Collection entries
----------------
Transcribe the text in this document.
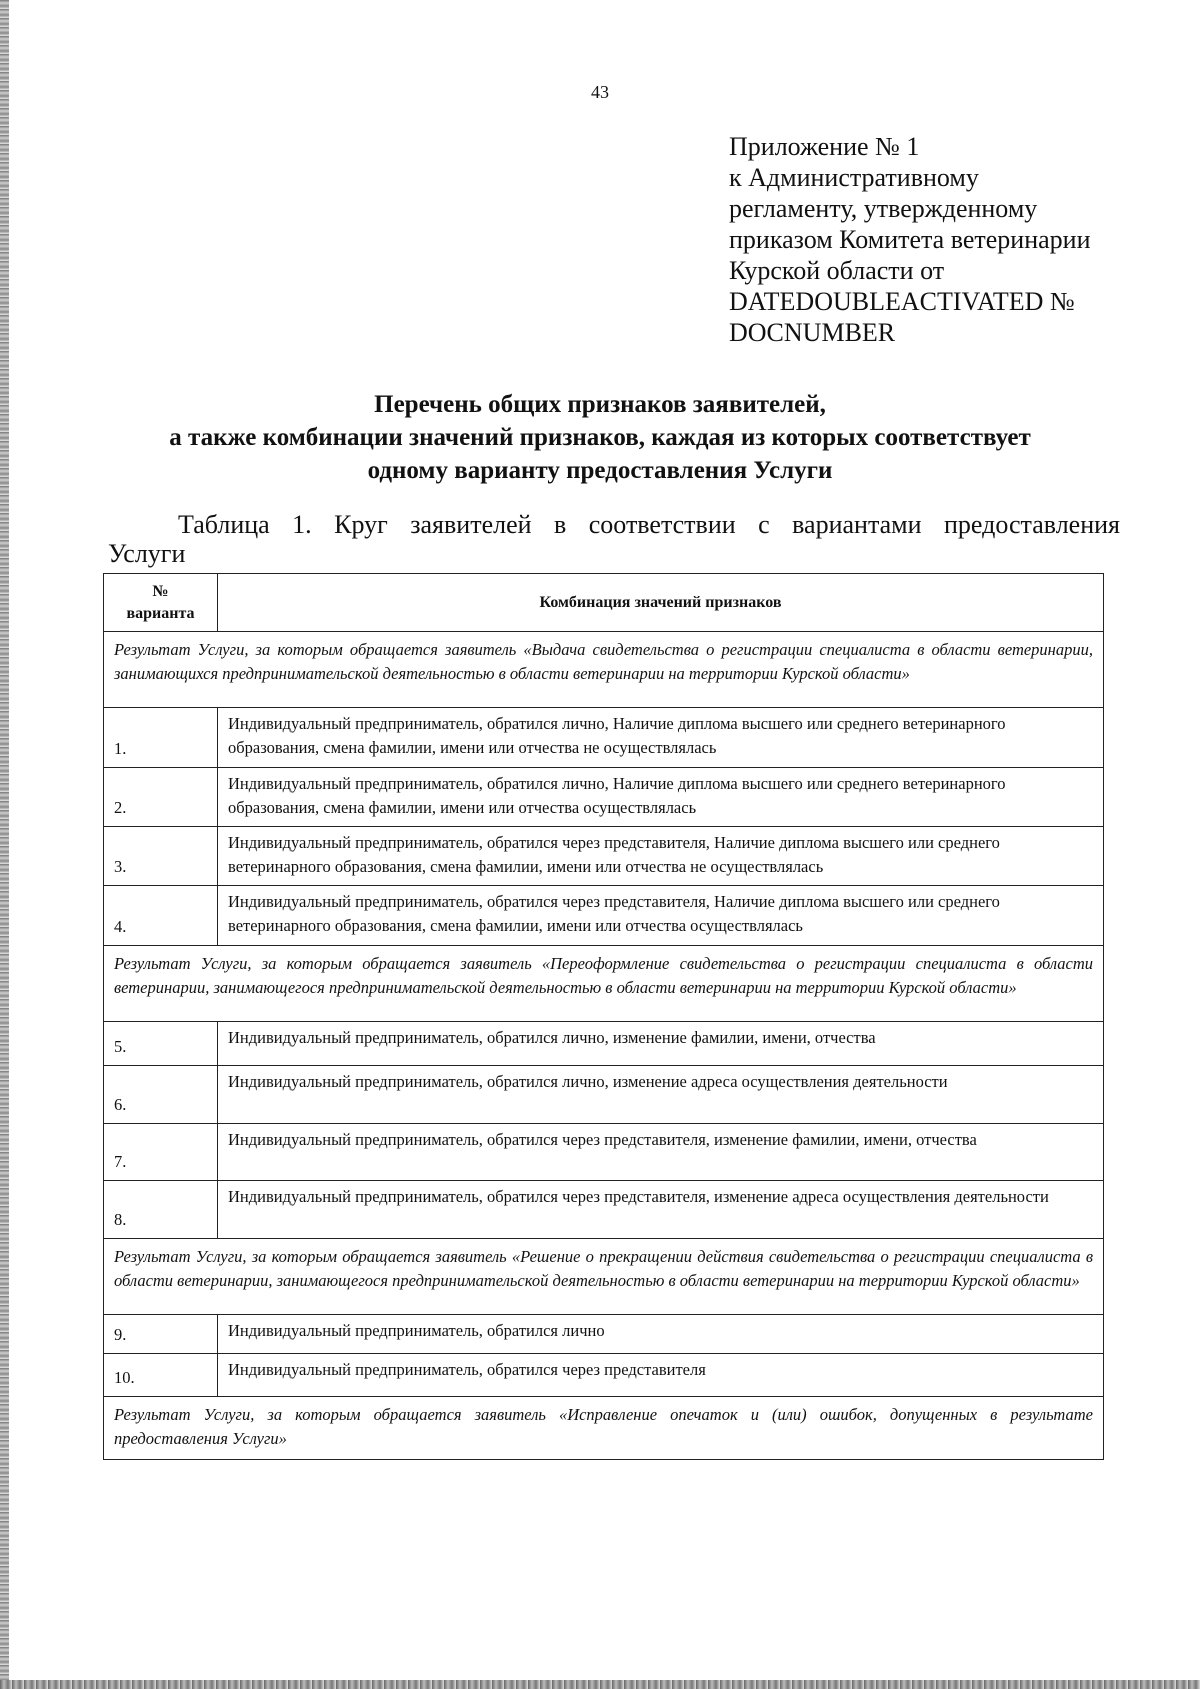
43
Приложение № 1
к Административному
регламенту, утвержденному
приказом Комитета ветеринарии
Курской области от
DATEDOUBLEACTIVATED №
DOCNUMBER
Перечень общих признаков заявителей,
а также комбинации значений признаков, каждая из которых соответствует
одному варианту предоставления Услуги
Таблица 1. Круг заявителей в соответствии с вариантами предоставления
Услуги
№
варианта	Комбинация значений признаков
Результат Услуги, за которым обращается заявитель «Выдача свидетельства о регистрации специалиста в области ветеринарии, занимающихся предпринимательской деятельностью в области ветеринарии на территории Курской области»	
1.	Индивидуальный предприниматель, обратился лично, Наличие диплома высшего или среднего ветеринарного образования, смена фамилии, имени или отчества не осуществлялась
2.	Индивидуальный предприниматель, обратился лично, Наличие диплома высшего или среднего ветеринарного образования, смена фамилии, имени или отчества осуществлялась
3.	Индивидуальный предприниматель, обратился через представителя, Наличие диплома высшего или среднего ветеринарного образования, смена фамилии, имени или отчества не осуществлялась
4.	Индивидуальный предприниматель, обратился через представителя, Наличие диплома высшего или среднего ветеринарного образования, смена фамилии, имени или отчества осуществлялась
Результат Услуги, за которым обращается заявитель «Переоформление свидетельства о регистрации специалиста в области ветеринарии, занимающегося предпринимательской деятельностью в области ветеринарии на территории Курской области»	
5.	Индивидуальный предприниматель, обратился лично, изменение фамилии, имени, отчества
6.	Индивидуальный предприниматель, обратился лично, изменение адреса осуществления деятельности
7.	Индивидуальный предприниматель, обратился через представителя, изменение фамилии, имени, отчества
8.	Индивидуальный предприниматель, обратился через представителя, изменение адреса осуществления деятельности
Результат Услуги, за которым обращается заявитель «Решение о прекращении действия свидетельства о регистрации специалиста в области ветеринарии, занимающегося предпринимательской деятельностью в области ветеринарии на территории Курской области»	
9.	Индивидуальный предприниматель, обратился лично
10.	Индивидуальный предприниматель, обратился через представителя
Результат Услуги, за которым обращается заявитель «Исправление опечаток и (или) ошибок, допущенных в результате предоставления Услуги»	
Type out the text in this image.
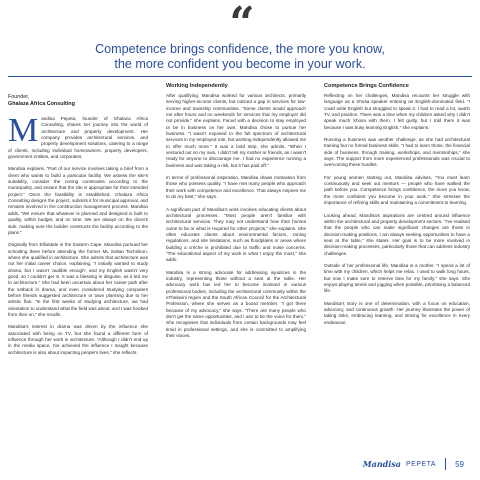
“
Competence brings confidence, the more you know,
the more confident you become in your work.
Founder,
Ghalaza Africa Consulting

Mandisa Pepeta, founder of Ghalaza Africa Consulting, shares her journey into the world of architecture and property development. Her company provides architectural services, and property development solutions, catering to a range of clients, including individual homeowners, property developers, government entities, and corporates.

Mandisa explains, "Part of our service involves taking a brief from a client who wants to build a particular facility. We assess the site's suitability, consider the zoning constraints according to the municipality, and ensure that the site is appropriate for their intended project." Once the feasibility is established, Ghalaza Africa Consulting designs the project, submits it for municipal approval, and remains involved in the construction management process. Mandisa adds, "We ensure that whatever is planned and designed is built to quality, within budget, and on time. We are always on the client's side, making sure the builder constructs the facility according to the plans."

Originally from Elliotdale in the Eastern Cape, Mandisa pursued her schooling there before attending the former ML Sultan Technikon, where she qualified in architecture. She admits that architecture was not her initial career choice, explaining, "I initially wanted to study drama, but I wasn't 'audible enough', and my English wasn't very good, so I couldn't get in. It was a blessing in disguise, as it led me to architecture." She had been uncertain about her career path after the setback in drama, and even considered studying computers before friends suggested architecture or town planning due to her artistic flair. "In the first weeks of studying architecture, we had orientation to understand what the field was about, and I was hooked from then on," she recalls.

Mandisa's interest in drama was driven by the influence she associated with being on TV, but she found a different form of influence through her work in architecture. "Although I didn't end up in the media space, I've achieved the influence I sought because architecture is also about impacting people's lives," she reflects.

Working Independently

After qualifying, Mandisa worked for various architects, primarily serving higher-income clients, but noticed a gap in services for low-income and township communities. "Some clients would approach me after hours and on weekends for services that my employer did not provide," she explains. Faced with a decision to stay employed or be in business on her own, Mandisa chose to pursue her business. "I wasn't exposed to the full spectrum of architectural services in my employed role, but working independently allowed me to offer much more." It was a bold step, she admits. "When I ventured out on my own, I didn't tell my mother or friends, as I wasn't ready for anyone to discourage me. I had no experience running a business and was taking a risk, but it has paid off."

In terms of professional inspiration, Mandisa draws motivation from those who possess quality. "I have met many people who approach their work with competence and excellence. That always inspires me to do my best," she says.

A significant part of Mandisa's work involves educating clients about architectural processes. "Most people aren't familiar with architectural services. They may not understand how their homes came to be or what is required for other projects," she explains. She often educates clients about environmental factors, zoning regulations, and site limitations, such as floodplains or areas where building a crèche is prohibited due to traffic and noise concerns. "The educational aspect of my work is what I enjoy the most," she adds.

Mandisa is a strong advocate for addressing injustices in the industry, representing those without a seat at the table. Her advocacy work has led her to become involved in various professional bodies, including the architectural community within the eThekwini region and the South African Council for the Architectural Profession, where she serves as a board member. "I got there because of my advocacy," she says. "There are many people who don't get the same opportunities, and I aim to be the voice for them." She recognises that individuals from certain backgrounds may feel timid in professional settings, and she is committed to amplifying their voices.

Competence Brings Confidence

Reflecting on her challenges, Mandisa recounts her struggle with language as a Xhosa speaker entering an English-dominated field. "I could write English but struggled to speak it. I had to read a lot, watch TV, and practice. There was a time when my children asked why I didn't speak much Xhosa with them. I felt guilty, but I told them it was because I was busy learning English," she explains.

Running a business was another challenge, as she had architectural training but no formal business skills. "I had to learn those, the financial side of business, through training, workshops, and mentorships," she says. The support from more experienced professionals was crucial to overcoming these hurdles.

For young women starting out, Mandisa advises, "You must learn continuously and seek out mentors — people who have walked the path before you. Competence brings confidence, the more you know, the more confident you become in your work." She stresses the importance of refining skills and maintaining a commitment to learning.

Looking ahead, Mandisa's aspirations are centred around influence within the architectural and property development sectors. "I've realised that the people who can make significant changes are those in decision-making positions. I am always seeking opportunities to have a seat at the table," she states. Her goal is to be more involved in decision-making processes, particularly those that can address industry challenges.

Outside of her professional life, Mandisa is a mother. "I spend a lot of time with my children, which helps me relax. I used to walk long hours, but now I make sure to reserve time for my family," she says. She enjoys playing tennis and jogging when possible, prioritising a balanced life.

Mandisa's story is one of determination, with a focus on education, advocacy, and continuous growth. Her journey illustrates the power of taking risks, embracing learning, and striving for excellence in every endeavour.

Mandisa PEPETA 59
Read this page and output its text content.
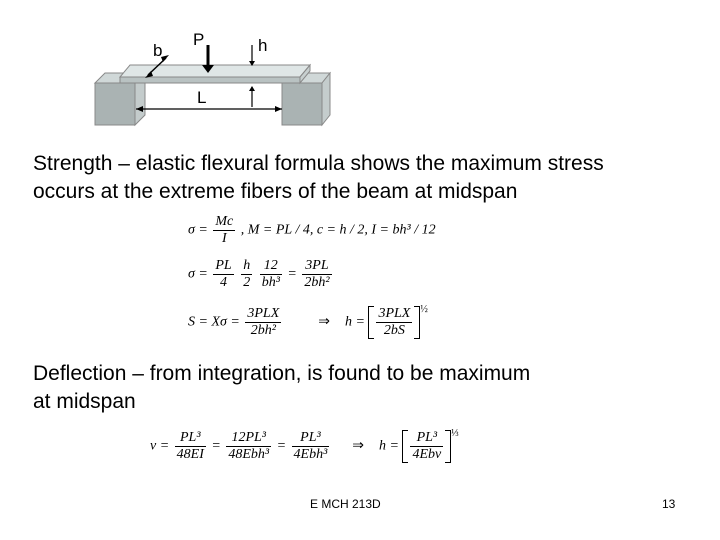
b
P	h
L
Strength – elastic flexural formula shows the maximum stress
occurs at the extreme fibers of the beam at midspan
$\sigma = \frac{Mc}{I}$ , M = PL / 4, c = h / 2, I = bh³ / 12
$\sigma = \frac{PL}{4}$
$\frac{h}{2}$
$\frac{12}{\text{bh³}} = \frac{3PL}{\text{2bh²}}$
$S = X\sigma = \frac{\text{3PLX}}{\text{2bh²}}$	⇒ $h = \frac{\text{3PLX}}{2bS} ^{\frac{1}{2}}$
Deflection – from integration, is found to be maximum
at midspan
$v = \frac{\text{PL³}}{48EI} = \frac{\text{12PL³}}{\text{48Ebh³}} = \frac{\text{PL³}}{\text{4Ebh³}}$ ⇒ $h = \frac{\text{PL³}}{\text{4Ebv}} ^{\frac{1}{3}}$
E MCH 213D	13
----------------
Objective: Omit every picture while copying the listing above exactly.

Result:
Transcribe the text in this document.
43
Приложение № 1
к Административному
регламенту, утвержденному
приказом Комитета ветеринарии
Курской области от
DATEDOUBLEACTIVATED №
DOCNUMBER
Перечень общих признаков заявителей,
а также комбинации значений признаков, каждая из которых соответствует
одному варианту предоставления Услуги
Таблица 1. Круг заявителей в соответствии с вариантами предоставления
Услуги
№
варианта	Комбинация значений признаков
Результат Услуги, за которым обращается заявитель «Выдача свидетельства о регистрации специалиста в области ветеринарии, занимающихся предпринимательской деятельностью в области ветеринарии на территории Курской области»	
1.	Индивидуальный предприниматель, обратился лично, Наличие диплома высшего или среднего ветеринарного образования, смена фамилии, имени или отчества не осуществлялась
2.	Индивидуальный предприниматель, обратился лично, Наличие диплома высшего или среднего ветеринарного образования, смена фамилии, имени или отчества осуществлялась
3.	Индивидуальный предприниматель, обратился через представителя, Наличие диплома высшего или среднего ветеринарного образования, смена фамилии, имени или отчества не осуществлялась
4.	Индивидуальный предприниматель, обратился через представителя, Наличие диплома высшего или среднего ветеринарного образования, смена фамилии, имени или отчества осуществлялась
Результат Услуги, за которым обращается заявитель «Переоформление свидетельства о регистрации специалиста в области ветеринарии, занимающегося предпринимательской деятельностью в области ветеринарии на территории Курской области»	
5.	Индивидуальный предприниматель, обратился лично, изменение фамилии, имени, отчества
6.	Индивидуальный предприниматель, обратился лично, изменение адреса осуществления деятельности
7.	Индивидуальный предприниматель, обратился через представителя, изменение фамилии, имени, отчества
8.	Индивидуальный предприниматель, обратился через представителя, изменение адреса осуществления деятельности
Результат Услуги, за которым обращается заявитель «Решение о прекращении действия свидетельства о регистрации специалиста в области ветеринарии, занимающегося предпринимательской деятельностью в области ветеринарии на территории Курской области»	
9.	Индивидуальный предприниматель, обратился лично
10.	Индивидуальный предприниматель, обратился через представителя
Результат Услуги, за которым обращается заявитель «Исправление опечаток и (или) ошибок, допущенных в результате предоставления Услуги»	
Type out the text in this image.
“
Competence brings confidence, the more you know,
the more confident you become in your work.
Founder,
Ghalaza Africa Consulting

Mandisa Pepeta, founder of Ghalaza Africa Consulting, shares her journey into the world of architecture and property development. Her company provides architectural services, and property development solutions, catering to a range of clients, including individual homeowners, property developers, government entities, and corporates.

Mandisa explains, "Part of our service involves taking a brief from a client who wants to build a particular facility. We assess the site's suitability, consider the zoning constraints according to the municipality, and ensure that the site is appropriate for their intended project." Once the feasibility is established, Ghalaza Africa Consulting designs the project, submits it for municipal approval, and remains involved in the construction management process. Mandisa adds, "We ensure that whatever is planned and designed is built to quality, within budget, and on time. We are always on the client's side, making sure the builder constructs the facility according to the plans."

Originally from Elliotdale in the Eastern Cape, Mandisa pursued her schooling there before attending the former ML Sultan Technikon, where she qualified in architecture. She admits that architecture was not her initial career choice, explaining, "I initially wanted to study drama, but I wasn't 'audible enough', and my English wasn't very good, so I couldn't get in. It was a blessing in disguise, as it led me to architecture." She had been uncertain about her career path after the setback in drama, and even considered studying computers before friends suggested architecture or town planning due to her artistic flair. "In the first weeks of studying architecture, we had orientation to understand what the field was about, and I was hooked from then on," she recalls.

Mandisa's interest in drama was driven by the influence she associated with being on TV, but she found a different form of influence through her work in architecture. "Although I didn't end up in the media space, I've achieved the influence I sought because architecture is also about impacting people's lives," she reflects.

Working Independently

After qualifying, Mandisa worked for various architects, primarily serving higher-income clients, but noticed a gap in services for low-income and township communities. "Some clients would approach me after hours and on weekends for services that my employer did not provide," she explains. Faced with a decision to stay employed or be in business on her own, Mandisa chose to pursue her business. "I wasn't exposed to the full spectrum of architectural services in my employed role, but working independently allowed me to offer much more." It was a bold step, she admits. "When I ventured out on my own, I didn't tell my mother or friends, as I wasn't ready for anyone to discourage me. I had no experience running a business and was taking a risk, but it has paid off."

In terms of professional inspiration, Mandisa draws motivation from those who possess quality. "I have met many people who approach their work with competence and excellence. That always inspires me to do my best," she says.

A significant part of Mandisa's work involves educating clients about architectural processes. "Most people aren't familiar with architectural services. They may not understand how their homes came to be or what is required for other projects," she explains. She often educates clients about environmental factors, zoning regulations, and site limitations, such as floodplains or areas where building a crèche is prohibited due to traffic and noise concerns. "The educational aspect of my work is what I enjoy the most," she adds.

Mandisa is a strong advocate for addressing injustices in the industry, representing those without a seat at the table. Her advocacy work has led her to become involved in various professional bodies, including the architectural community within the eThekwini region and the South African Council for the Architectural Profession, where she serves as a board member. "I got there because of my advocacy," she says. "There are many people who don't get the same opportunities, and I aim to be the voice for them." She recognises that individuals from certain backgrounds may feel timid in professional settings, and she is committed to amplifying their voices.

Competence Brings Confidence

Reflecting on her challenges, Mandisa recounts her struggle with language as a Xhosa speaker entering an English-dominated field. "I could write English but struggled to speak it. I had to read a lot, watch TV, and practice. There was a time when my children asked why I didn't speak much Xhosa with them. I felt guilty, but I told them it was because I was busy learning English," she explains.

Running a business was another challenge, as she had architectural training but no formal business skills. "I had to learn those, the financial side of business, through training, workshops, and mentorships," she says. The support from more experienced professionals was crucial to overcoming these hurdles.

For young women starting out, Mandisa advises, "You must learn continuously and seek out mentors — people who have walked the path before you. Competence brings confidence, the more you know, the more confident you become in your work." She stresses the importance of refining skills and maintaining a commitment to learning.

Looking ahead, Mandisa's aspirations are centred around influence within the architectural and property development sectors. "I've realised that the people who can make significant changes are those in decision-making positions. I am always seeking opportunities to have a seat at the table," she states. Her goal is to be more involved in decision-making processes, particularly those that can address industry challenges.

Outside of her professional life, Mandisa is a mother. "I spend a lot of time with my children, which helps me relax. I used to walk long hours, but now I make sure to reserve time for my family," she says. She enjoys playing tennis and jogging when possible, prioritising a balanced life.

Mandisa's story is one of determination, with a focus on education, advocacy, and continuous growth. Her journey illustrates the power of taking risks, embracing learning, and striving for excellence in every endeavour.

Mandisa PEPETA 59
Read this page and output its text content.
b
P	h
L
Strength – elastic flexural formula shows the maximum stress
occurs at the extreme fibers of the beam at midspan
$\sigma = \frac{Mc}{I}$ , M = PL / 4, c = h / 2, I = bh³ / 12
$\sigma = \frac{PL}{4}$
$\frac{h}{2}$
$\frac{12}{\text{bh³}} = \frac{3PL}{\text{2bh²}}$
$S = X\sigma = \frac{\text{3PLX}}{\text{2bh²}}$	⇒ $h = \frac{\text{3PLX}}{2bS} ^{\frac{1}{2}}$
Deflection – from integration, is found to be maximum
at midspan
$v = \frac{\text{PL³}}{48EI} = \frac{\text{12PL³}}{\text{48Ebh³}} = \frac{\text{PL³}}{\text{4Ebh³}}$ ⇒ $h = \frac{\text{PL³}}{\text{4Ebv}} ^{\frac{1}{3}}$
E MCH 213D	13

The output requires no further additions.